Dataset excerpt:
┌────────
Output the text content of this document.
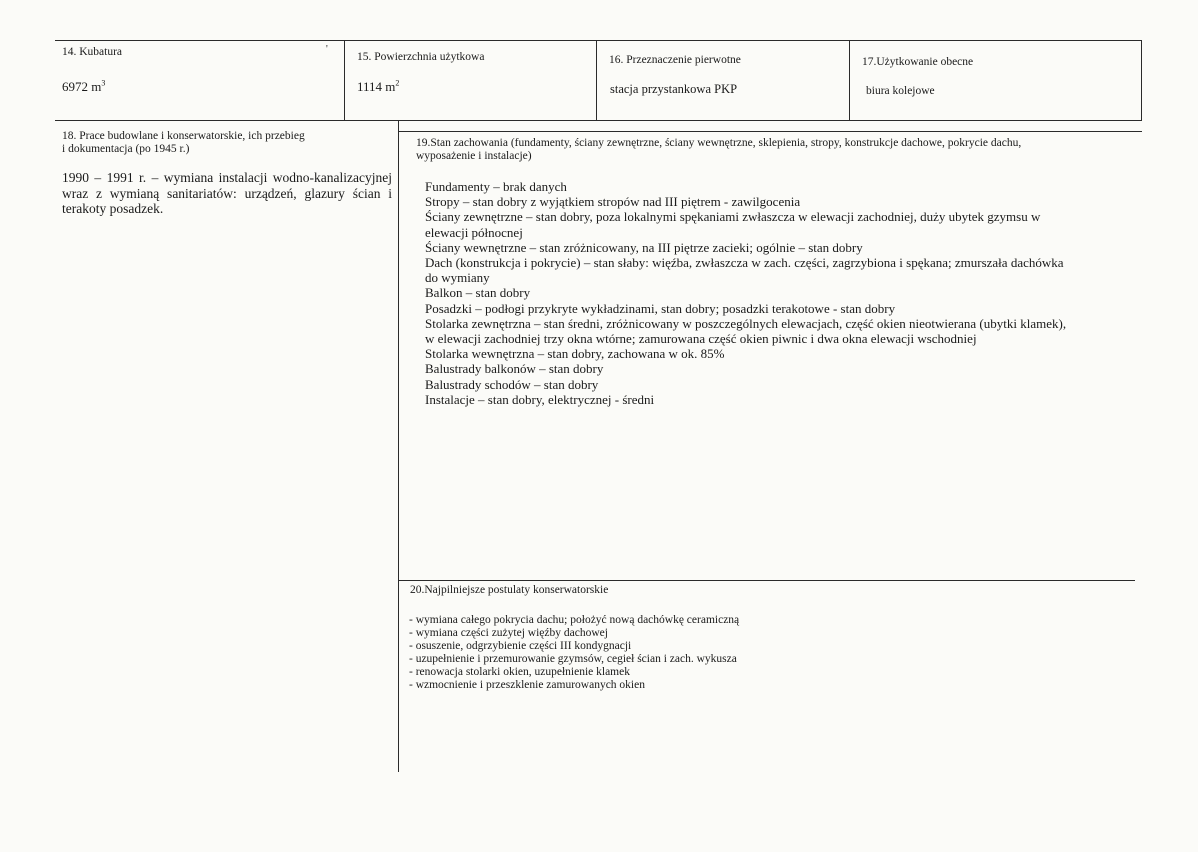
14. Kubatura	'
6972 $m^3$
15. Powierzchnia użytkowa
1114 $m^2$
16. Przeznaczenie pierwotne
stacja przystankowa PKP
17.Użytkowanie obecne
biura kolejowe
18. Prace budowlane i konserwatorskie, ich przebieg
i dokumentacja (po 1945 r.)
1990 – 1991 r. – wymiana instalacji wodno-kanalizacyjnej wraz z wymianą sanitariatów: urządzeń, glazury ścian i terakoty posadzek.
19.Stan zachowania (fundamenty, ściany zewnętrzne, ściany wewnętrzne, sklepienia, stropy, konstrukcje dachowe, pokrycie dachu,
wyposażenie i instalacje)
Fundamenty – brak danych
Stropy – stan dobry z wyjątkiem stropów nad III piętrem - zawilgocenia
Ściany zewnętrzne – stan dobry, poza lokalnymi spękaniami zwłaszcza w elewacji zachodniej, duży ubytek gzymsu w
elewacji północnej
Ściany wewnętrzne – stan zróżnicowany, na III piętrze zacieki; ogólnie – stan dobry
Dach (konstrukcja i pokrycie) – stan słaby: więźba, zwłaszcza w zach. części, zagrzybiona i spękana; zmurszała dachówka
do wymiany
Balkon – stan dobry
Posadzki – podłogi przykryte wykładzinami, stan dobry; posadzki terakotowe - stan dobry
Stolarka zewnętrzna – stan średni, zróżnicowany w poszczególnych elewacjach, część okien nieotwierana (ubytki klamek),
w elewacji zachodniej trzy okna wtórne; zamurowana część okien piwnic i dwa okna elewacji wschodniej
Stolarka wewnętrzna – stan dobry, zachowana w ok. 85%
Balustrady balkonów – stan dobry
Balustrady schodów – stan dobry
Instalacje – stan dobry, elektrycznej - średni
20.Najpilniejsze postulaty konserwatorskie
- wymiana całego pokrycia dachu; położyć nową dachówkę ceramiczną
- wymiana części zużytej więźby dachowej
- osuszenie, odgrzybienie części III kondygnacji
- uzupełnienie i przemurowanie gzymsów, cegieł ścian i zach. wykusza
- renowacja stolarki okien, uzupełnienie klamek
- wzmocnienie i przeszklenie zamurowanych okien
└────────
--- DIRECTIVE ---
Without the pictures, repeat all the records word for word.

--- ANSWER ---
Output the text content of this document.
14. Kubatura	'
6972 $m^3$
15. Powierzchnia użytkowa
1114 $m^2$
16. Przeznaczenie pierwotne
stacja przystankowa PKP
17.Użytkowanie obecne
biura kolejowe
18. Prace budowlane i konserwatorskie, ich przebieg
i dokumentacja (po 1945 r.)
1990 – 1991 r. – wymiana instalacji wodno-kanalizacyjnej wraz z wymianą sanitariatów: urządzeń, glazury ścian i terakoty posadzek.
19.Stan zachowania (fundamenty, ściany zewnętrzne, ściany wewnętrzne, sklepienia, stropy, konstrukcje dachowe, pokrycie dachu,
wyposażenie i instalacje)
Fundamenty – brak danych
Stropy – stan dobry z wyjątkiem stropów nad III piętrem - zawilgocenia
Ściany zewnętrzne – stan dobry, poza lokalnymi spękaniami zwłaszcza w elewacji zachodniej, duży ubytek gzymsu w
elewacji północnej
Ściany wewnętrzne – stan zróżnicowany, na III piętrze zacieki; ogólnie – stan dobry
Dach (konstrukcja i pokrycie) – stan słaby: więźba, zwłaszcza w zach. części, zagrzybiona i spękana; zmurszała dachówka
do wymiany
Balkon – stan dobry
Posadzki – podłogi przykryte wykładzinami, stan dobry; posadzki terakotowe - stan dobry
Stolarka zewnętrzna – stan średni, zróżnicowany w poszczególnych elewacjach, część okien nieotwierana (ubytki klamek),
w elewacji zachodniej trzy okna wtórne; zamurowana część okien piwnic i dwa okna elewacji wschodniej
Stolarka wewnętrzna – stan dobry, zachowana w ok. 85%
Balustrady balkonów – stan dobry
Balustrady schodów – stan dobry
Instalacje – stan dobry, elektrycznej - średni
20.Najpilniejsze postulaty konserwatorskie
- wymiana całego pokrycia dachu; położyć nową dachówkę ceramiczną
- wymiana części zużytej więźby dachowej
- osuszenie, odgrzybienie części III kondygnacji
- uzupełnienie i przemurowanie gzymsów, cegieł ścian i zach. wykusza
- renowacja stolarki okien, uzupełnienie klamek
- wzmocnienie i przeszklenie zamurowanych okien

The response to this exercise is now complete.